* Begin RAW RECORDS *

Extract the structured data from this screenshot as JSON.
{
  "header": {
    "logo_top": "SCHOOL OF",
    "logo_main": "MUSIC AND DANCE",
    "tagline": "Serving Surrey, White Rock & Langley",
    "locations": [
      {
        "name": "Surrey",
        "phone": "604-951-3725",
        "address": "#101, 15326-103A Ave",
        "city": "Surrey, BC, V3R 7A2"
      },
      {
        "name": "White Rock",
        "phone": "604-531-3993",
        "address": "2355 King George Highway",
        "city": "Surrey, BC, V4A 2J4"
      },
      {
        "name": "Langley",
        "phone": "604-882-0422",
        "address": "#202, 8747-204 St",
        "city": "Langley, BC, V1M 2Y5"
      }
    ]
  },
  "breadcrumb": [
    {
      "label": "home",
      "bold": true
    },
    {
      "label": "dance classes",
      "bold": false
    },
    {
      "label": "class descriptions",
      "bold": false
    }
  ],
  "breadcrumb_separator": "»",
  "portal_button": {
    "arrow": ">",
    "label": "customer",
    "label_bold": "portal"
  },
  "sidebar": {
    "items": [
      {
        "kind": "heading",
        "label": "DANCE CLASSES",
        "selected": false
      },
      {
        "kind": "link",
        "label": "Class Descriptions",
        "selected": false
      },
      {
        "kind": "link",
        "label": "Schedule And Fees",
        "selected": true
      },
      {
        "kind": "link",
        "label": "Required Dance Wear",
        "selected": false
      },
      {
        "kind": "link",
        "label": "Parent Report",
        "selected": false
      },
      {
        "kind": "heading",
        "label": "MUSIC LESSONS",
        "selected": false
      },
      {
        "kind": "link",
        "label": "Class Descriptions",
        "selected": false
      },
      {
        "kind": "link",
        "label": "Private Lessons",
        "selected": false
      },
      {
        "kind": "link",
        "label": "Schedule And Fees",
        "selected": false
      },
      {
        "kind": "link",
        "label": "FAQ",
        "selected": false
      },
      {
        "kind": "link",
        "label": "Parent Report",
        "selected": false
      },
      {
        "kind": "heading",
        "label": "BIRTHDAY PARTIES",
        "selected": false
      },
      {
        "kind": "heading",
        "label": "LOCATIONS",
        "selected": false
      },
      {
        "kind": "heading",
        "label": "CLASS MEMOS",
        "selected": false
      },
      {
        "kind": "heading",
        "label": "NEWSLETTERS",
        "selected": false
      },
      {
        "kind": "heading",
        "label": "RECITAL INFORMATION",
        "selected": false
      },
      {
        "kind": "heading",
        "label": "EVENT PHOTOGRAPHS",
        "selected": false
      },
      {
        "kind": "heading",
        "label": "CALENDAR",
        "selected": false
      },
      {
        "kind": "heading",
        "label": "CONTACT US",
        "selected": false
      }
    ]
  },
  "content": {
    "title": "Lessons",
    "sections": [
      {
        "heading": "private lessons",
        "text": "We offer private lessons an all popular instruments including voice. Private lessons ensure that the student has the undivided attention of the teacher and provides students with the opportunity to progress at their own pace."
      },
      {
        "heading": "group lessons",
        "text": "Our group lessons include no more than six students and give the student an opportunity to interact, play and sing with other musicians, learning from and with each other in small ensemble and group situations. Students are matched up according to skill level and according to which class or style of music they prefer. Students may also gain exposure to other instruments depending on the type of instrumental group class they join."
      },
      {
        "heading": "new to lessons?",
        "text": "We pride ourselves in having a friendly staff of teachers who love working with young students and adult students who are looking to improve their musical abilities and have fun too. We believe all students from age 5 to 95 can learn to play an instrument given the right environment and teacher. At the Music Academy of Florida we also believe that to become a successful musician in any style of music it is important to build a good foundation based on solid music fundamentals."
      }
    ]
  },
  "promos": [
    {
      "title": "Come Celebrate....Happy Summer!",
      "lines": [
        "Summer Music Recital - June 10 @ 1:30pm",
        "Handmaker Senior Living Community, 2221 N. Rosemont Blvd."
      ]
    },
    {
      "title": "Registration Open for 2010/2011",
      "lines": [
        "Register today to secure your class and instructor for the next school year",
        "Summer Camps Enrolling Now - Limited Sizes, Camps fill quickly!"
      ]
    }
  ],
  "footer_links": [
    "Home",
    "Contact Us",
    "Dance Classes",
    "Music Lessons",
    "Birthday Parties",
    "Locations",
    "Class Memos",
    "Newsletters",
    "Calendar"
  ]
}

* End RAW RECORDS *

== REQUIRED TASK ==
Tell how many lines of the material above hold "Langley", answering with a bare number.

== RESULT BELOW ==
3